— Exercise directions —
Pictures do not belong in your copy. Repeat all the other data exactly.
**** Given data ****
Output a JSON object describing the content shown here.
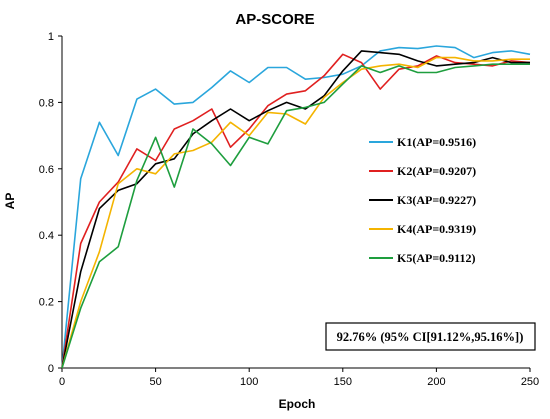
{
  "chart_data": {
    "type": "line",
    "title": "AP-SCORE",
    "xlabel": "Epoch",
    "ylabel": "AP",
    "xlim": [
      0,
      250
    ],
    "ylim": [
      0,
      1
    ],
    "xticks": [
      0,
      50,
      100,
      150,
      200,
      250
    ],
    "yticks": [
      0,
      0.2,
      0.4,
      0.6,
      0.8,
      1
    ],
    "ytick_labels": [
      "0",
      "0.2",
      "0.4",
      "0.6",
      "0.8",
      "1"
    ],
    "grid": false,
    "legend_position": "right",
    "x": [
      0,
      10,
      20,
      30,
      40,
      50,
      60,
      70,
      80,
      90,
      100,
      110,
      120,
      130,
      140,
      150,
      160,
      170,
      180,
      190,
      200,
      210,
      220,
      230,
      240,
      250
    ],
    "series": [
      {
        "name": "K1(AP=0.9516)",
        "color": "#2aa6dc",
        "values": [
          0,
          0.57,
          0.74,
          0.64,
          0.81,
          0.84,
          0.795,
          0.8,
          0.845,
          0.895,
          0.86,
          0.905,
          0.905,
          0.87,
          0.875,
          0.885,
          0.91,
          0.955,
          0.965,
          0.962,
          0.97,
          0.965,
          0.935,
          0.95,
          0.955,
          0.945
        ]
      },
      {
        "name": "K2(AP=0.9207)",
        "color": "#e02020",
        "values": [
          0,
          0.375,
          0.5,
          0.56,
          0.66,
          0.625,
          0.72,
          0.745,
          0.78,
          0.665,
          0.72,
          0.79,
          0.825,
          0.835,
          0.88,
          0.945,
          0.92,
          0.84,
          0.9,
          0.91,
          0.94,
          0.92,
          0.915,
          0.91,
          0.925,
          0.92
        ]
      },
      {
        "name": "K3(AP=0.9227)",
        "color": "#000000",
        "values": [
          0,
          0.29,
          0.48,
          0.535,
          0.555,
          0.615,
          0.63,
          0.705,
          0.745,
          0.78,
          0.745,
          0.775,
          0.8,
          0.78,
          0.82,
          0.895,
          0.955,
          0.95,
          0.945,
          0.925,
          0.91,
          0.915,
          0.92,
          0.935,
          0.92,
          0.92
        ]
      },
      {
        "name": "K4(AP=0.9319)",
        "color": "#f4b400",
        "values": [
          0,
          0.2,
          0.35,
          0.555,
          0.6,
          0.585,
          0.645,
          0.655,
          0.68,
          0.74,
          0.7,
          0.77,
          0.765,
          0.735,
          0.815,
          0.86,
          0.9,
          0.91,
          0.915,
          0.905,
          0.935,
          0.935,
          0.925,
          0.925,
          0.93,
          0.93
        ]
      },
      {
        "name": "K5(AP=0.9112)",
        "color": "#1e9e3e",
        "values": [
          0,
          0.18,
          0.32,
          0.365,
          0.565,
          0.695,
          0.545,
          0.72,
          0.675,
          0.61,
          0.695,
          0.675,
          0.775,
          0.785,
          0.8,
          0.855,
          0.91,
          0.89,
          0.91,
          0.89,
          0.89,
          0.905,
          0.91,
          0.915,
          0.915,
          0.915
        ]
      }
    ],
    "annotation": "92.76% (95% CI[91.12%,95.16%])"
  }
}
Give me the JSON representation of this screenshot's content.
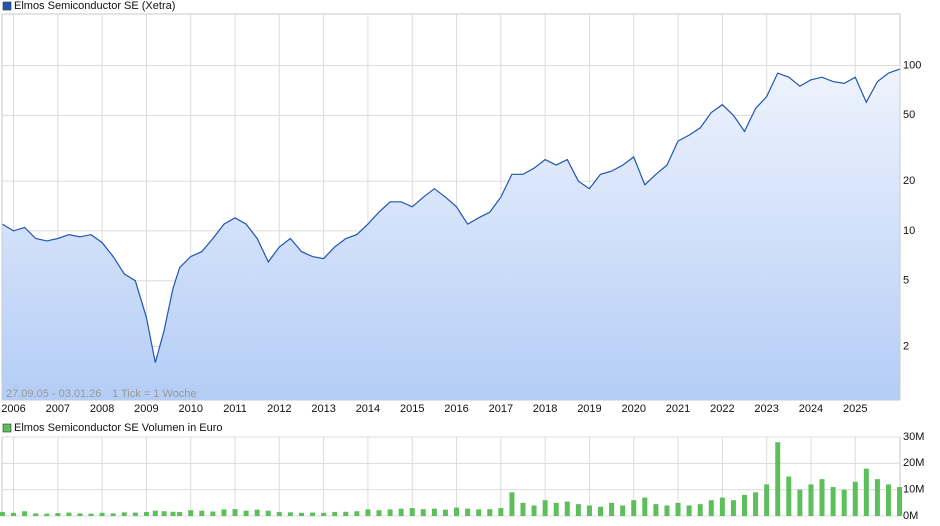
****
— Response to this exercise —
Output a JSON object describing the content shown here.
{
  "chart_data": {
    "type": "line",
    "title": "AP-SCORE",
    "xlabel": "Epoch",
    "ylabel": "AP",
    "xlim": [
      0,
      250
    ],
    "ylim": [
      0,
      1
    ],
    "xticks": [
      0,
      50,
      100,
      150,
      200,
      250
    ],
    "yticks": [
      0,
      0.2,
      0.4,
      0.6,
      0.8,
      1
    ],
    "ytick_labels": [
      "0",
      "0.2",
      "0.4",
      "0.6",
      "0.8",
      "1"
    ],
    "grid": false,
    "legend_position": "right",
    "x": [
      0,
      10,
      20,
      30,
      40,
      50,
      60,
      70,
      80,
      90,
      100,
      110,
      120,
      130,
      140,
      150,
      160,
      170,
      180,
      190,
      200,
      210,
      220,
      230,
      240,
      250
    ],
    "series": [
      {
        "name": "K1(AP=0.9516)",
        "color": "#2aa6dc",
        "values": [
          0,
          0.57,
          0.74,
          0.64,
          0.81,
          0.84,
          0.795,
          0.8,
          0.845,
          0.895,
          0.86,
          0.905,
          0.905,
          0.87,
          0.875,
          0.885,
          0.91,
          0.955,
          0.965,
          0.962,
          0.97,
          0.965,
          0.935,
          0.95,
          0.955,
          0.945
        ]
      },
      {
        "name": "K2(AP=0.9207)",
        "color": "#e02020",
        "values": [
          0,
          0.375,
          0.5,
          0.56,
          0.66,
          0.625,
          0.72,
          0.745,
          0.78,
          0.665,
          0.72,
          0.79,
          0.825,
          0.835,
          0.88,
          0.945,
          0.92,
          0.84,
          0.9,
          0.91,
          0.94,
          0.92,
          0.915,
          0.91,
          0.925,
          0.92
        ]
      },
      {
        "name": "K3(AP=0.9227)",
        "color": "#000000",
        "values": [
          0,
          0.29,
          0.48,
          0.535,
          0.555,
          0.615,
          0.63,
          0.705,
          0.745,
          0.78,
          0.745,
          0.775,
          0.8,
          0.78,
          0.82,
          0.895,
          0.955,
          0.95,
          0.945,
          0.925,
          0.91,
          0.915,
          0.92,
          0.935,
          0.92,
          0.92
        ]
      },
      {
        "name": "K4(AP=0.9319)",
        "color": "#f4b400",
        "values": [
          0,
          0.2,
          0.35,
          0.555,
          0.6,
          0.585,
          0.645,
          0.655,
          0.68,
          0.74,
          0.7,
          0.77,
          0.765,
          0.735,
          0.815,
          0.86,
          0.9,
          0.91,
          0.915,
          0.905,
          0.935,
          0.935,
          0.925,
          0.925,
          0.93,
          0.93
        ]
      },
      {
        "name": "K5(AP=0.9112)",
        "color": "#1e9e3e",
        "values": [
          0,
          0.18,
          0.32,
          0.365,
          0.565,
          0.695,
          0.545,
          0.72,
          0.675,
          0.61,
          0.695,
          0.675,
          0.775,
          0.785,
          0.8,
          0.855,
          0.91,
          0.89,
          0.91,
          0.89,
          0.89,
          0.905,
          0.91,
          0.915,
          0.915,
          0.915
        ]
      }
    ],
    "annotation": "92.76% (95% CI[91.12%,95.16%])"
  }
}
Give me the JSON representation of this screenshot's content.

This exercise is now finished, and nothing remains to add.